— Start Input material —

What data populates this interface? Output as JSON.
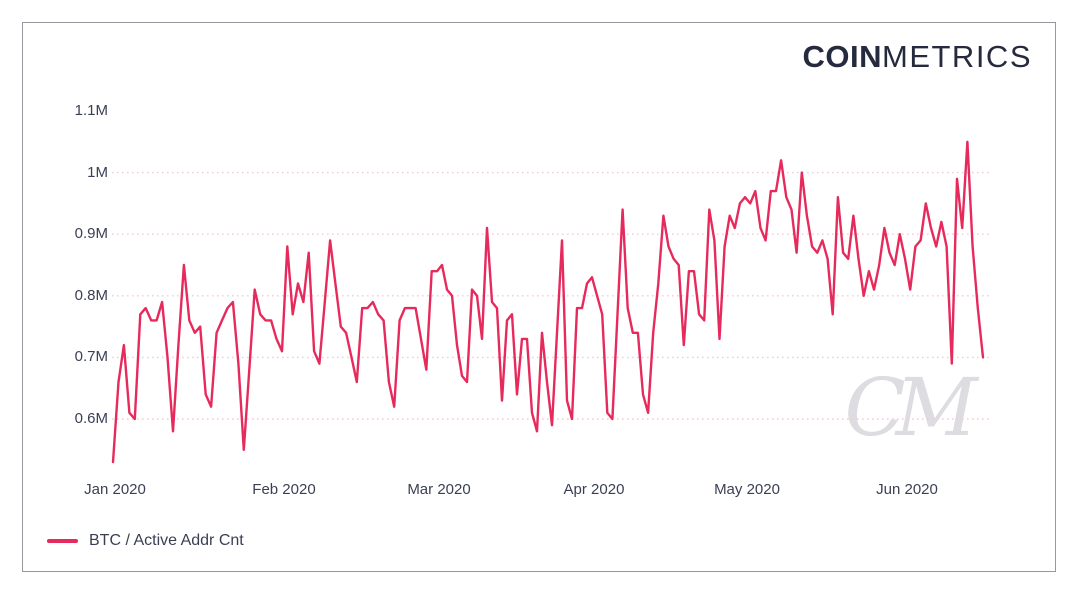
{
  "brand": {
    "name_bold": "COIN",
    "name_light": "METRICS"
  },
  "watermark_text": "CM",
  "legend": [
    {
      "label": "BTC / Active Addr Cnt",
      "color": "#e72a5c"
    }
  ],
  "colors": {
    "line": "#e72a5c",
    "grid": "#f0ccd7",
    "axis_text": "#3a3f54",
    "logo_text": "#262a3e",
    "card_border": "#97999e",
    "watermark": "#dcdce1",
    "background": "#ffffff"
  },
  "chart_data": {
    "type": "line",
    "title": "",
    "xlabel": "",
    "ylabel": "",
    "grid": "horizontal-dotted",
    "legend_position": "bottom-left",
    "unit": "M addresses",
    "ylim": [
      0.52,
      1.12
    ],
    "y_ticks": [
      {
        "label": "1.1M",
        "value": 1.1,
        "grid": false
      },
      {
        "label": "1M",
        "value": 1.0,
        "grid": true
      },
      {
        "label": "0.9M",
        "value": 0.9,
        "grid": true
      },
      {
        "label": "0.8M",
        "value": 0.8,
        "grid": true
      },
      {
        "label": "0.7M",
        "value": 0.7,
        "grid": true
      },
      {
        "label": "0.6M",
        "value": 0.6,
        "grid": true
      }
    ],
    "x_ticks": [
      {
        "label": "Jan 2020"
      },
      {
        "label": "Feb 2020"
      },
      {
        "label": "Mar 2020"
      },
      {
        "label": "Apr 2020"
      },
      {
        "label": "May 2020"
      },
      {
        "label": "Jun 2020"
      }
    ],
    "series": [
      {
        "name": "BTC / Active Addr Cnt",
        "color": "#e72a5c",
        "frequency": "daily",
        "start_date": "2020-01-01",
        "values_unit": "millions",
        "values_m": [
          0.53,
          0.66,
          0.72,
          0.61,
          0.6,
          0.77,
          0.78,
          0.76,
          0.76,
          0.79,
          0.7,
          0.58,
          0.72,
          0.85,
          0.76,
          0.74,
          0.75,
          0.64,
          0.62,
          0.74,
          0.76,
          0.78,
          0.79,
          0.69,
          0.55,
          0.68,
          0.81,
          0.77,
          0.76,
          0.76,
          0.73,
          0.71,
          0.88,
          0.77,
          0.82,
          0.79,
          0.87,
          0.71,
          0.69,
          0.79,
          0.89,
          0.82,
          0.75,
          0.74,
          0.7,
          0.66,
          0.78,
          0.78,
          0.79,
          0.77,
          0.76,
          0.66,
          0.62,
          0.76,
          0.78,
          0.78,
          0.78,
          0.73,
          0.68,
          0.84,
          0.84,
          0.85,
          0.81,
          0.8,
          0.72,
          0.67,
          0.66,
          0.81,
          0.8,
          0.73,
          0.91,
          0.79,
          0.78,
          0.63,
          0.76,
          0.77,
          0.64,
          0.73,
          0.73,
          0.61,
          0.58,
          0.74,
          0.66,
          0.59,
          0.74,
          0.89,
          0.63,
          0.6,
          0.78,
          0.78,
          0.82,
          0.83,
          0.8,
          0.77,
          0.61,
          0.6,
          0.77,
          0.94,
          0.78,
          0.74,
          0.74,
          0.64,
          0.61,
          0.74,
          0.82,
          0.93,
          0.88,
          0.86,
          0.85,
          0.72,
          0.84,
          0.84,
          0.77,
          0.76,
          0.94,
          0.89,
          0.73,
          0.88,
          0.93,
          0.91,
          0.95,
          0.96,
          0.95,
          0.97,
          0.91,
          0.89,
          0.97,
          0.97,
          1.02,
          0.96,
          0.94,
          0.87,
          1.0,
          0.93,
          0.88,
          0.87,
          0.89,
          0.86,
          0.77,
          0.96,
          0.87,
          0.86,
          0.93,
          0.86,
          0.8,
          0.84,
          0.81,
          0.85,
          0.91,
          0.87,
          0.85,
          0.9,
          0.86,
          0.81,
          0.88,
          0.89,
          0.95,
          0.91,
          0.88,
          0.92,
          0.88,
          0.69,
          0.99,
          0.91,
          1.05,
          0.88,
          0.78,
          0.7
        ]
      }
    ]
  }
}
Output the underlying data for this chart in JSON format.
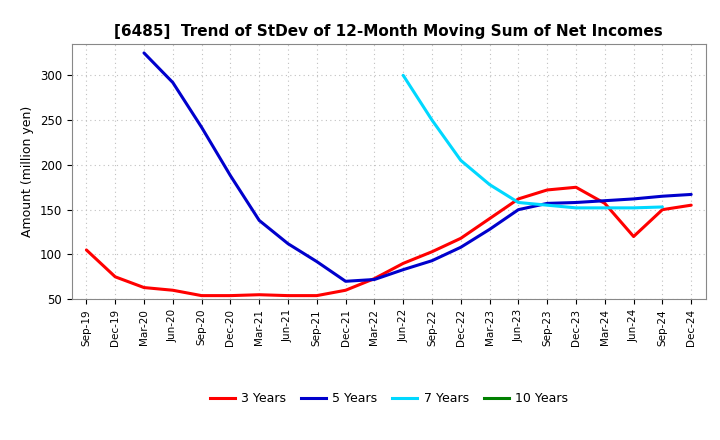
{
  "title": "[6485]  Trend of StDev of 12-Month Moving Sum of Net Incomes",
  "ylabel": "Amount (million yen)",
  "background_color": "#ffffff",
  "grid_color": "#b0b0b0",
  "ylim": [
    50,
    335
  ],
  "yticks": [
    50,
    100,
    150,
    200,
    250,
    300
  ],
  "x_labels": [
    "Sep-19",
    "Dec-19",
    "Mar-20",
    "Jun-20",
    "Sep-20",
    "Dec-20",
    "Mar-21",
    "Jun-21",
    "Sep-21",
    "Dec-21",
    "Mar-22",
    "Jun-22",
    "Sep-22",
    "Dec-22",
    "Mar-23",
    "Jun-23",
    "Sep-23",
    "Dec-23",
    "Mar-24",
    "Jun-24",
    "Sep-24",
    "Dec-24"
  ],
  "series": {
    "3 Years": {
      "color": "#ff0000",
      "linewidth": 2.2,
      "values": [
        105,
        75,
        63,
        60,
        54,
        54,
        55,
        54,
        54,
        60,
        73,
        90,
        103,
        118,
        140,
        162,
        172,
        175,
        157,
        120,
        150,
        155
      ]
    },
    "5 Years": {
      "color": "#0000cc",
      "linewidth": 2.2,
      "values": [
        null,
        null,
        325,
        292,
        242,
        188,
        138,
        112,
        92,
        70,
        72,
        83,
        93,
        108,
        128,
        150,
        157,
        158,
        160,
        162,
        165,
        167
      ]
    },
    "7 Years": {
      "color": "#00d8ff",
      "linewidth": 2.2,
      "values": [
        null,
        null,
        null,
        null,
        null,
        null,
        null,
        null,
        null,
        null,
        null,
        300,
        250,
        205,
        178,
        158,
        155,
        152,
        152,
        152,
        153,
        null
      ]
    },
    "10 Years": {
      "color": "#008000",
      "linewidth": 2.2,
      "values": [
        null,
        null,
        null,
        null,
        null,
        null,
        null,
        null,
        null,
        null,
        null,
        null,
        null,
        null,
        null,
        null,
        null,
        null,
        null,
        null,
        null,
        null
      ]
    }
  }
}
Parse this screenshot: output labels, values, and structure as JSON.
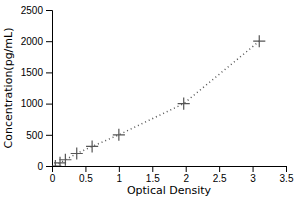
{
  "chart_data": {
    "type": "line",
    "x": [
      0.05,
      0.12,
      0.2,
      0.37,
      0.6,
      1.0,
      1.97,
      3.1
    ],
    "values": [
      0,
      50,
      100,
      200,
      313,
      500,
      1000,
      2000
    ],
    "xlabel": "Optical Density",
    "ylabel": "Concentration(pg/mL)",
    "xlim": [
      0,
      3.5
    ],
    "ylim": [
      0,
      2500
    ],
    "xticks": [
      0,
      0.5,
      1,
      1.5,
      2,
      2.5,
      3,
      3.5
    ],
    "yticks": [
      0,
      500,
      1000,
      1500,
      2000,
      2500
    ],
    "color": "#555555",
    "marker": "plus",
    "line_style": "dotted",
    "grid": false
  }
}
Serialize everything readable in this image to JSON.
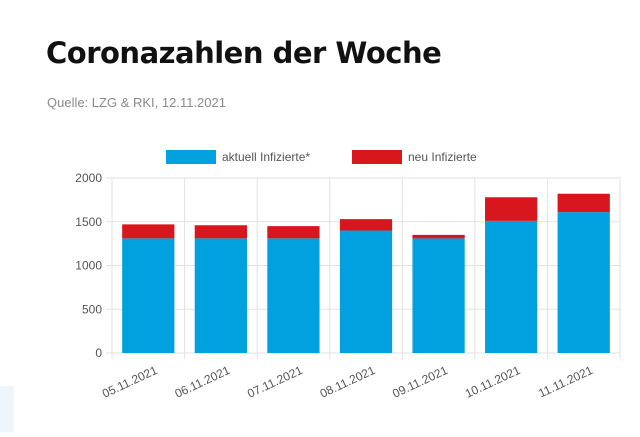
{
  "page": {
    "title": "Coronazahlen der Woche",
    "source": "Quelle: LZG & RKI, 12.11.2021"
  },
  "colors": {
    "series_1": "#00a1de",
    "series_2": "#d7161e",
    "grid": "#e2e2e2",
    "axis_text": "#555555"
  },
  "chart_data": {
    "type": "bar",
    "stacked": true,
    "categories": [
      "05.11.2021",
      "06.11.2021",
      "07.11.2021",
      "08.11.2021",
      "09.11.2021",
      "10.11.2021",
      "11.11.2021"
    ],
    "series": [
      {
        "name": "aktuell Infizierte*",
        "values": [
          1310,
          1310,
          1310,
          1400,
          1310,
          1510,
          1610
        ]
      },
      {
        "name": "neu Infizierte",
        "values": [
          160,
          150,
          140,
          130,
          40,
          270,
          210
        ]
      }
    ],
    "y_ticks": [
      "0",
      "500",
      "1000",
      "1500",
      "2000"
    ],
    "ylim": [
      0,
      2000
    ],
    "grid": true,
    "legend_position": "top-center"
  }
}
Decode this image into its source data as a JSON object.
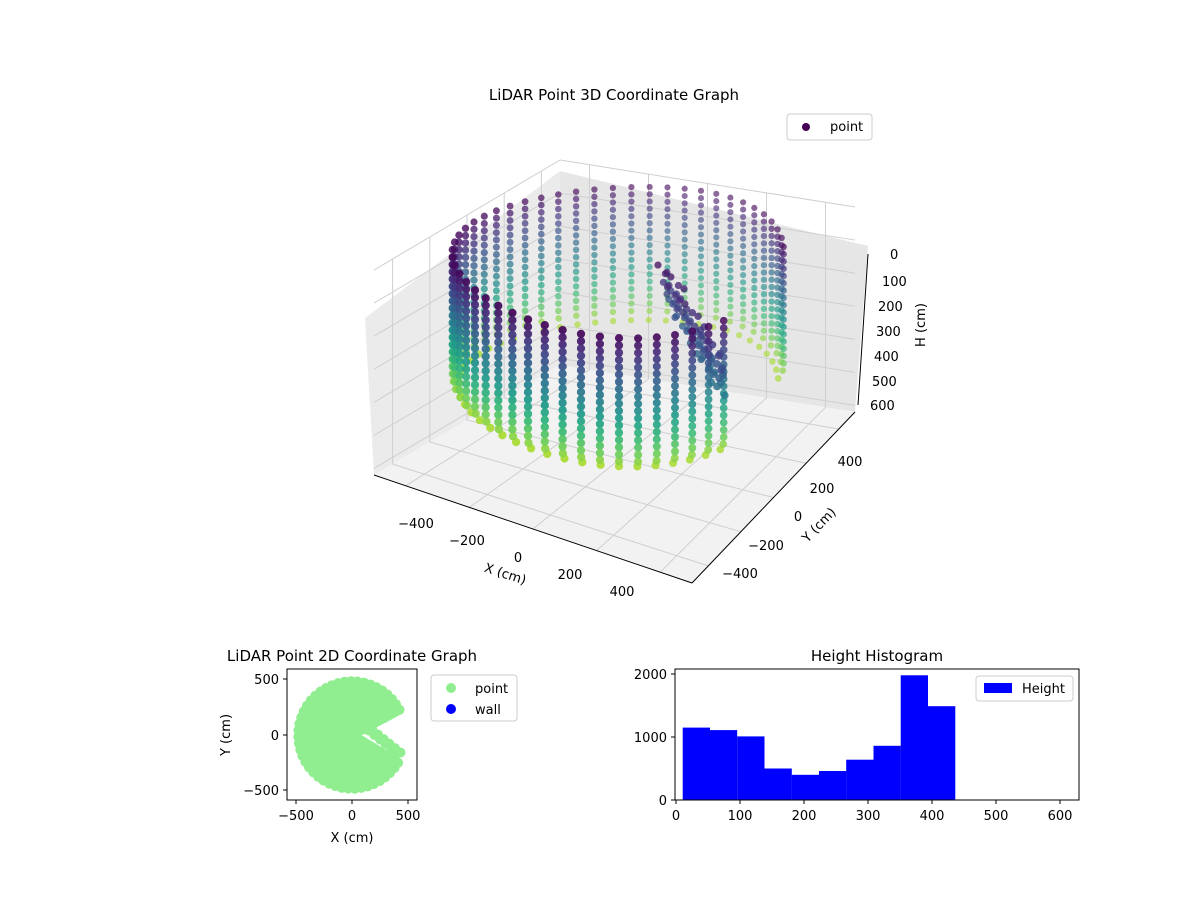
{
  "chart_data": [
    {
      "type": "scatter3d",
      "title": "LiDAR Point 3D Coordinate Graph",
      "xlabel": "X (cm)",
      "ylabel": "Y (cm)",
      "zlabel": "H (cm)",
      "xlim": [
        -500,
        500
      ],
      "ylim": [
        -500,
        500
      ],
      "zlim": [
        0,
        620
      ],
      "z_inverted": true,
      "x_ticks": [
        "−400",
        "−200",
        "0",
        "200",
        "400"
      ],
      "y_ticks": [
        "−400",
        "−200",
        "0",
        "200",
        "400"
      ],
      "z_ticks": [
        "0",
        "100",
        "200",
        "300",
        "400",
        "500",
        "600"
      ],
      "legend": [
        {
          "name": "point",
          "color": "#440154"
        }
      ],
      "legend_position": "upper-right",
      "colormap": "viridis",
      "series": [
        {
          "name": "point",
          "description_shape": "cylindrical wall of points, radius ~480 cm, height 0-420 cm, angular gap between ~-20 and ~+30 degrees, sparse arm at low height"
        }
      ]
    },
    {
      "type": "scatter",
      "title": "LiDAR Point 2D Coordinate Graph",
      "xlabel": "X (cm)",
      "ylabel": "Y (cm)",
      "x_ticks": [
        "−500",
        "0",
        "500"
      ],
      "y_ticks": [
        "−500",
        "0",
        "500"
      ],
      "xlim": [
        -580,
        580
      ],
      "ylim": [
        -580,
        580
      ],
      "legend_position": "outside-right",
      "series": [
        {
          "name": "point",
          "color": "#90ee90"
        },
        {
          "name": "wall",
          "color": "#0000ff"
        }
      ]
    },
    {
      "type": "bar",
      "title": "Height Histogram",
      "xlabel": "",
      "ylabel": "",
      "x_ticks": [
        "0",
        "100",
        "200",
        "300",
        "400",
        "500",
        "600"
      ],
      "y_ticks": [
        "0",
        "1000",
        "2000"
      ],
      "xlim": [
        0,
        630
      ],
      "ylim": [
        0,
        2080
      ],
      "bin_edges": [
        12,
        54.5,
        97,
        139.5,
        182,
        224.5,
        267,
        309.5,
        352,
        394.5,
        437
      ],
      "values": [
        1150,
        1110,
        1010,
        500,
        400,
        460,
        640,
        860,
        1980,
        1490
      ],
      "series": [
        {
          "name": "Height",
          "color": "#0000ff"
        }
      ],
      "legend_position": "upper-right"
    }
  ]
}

— End Input material —

Request ▸
Locate the word "ylabel" in the records above, and return each line that has it.

Exercise solution ▸
    "ylabel": "",
  "ylabel": "Amount (million yen)",
    "ylabel": "Concentration(pg/mL)",
      "ylabel": "Y (cm)",
      "ylabel": "Y (cm)",
      "ylabel": "",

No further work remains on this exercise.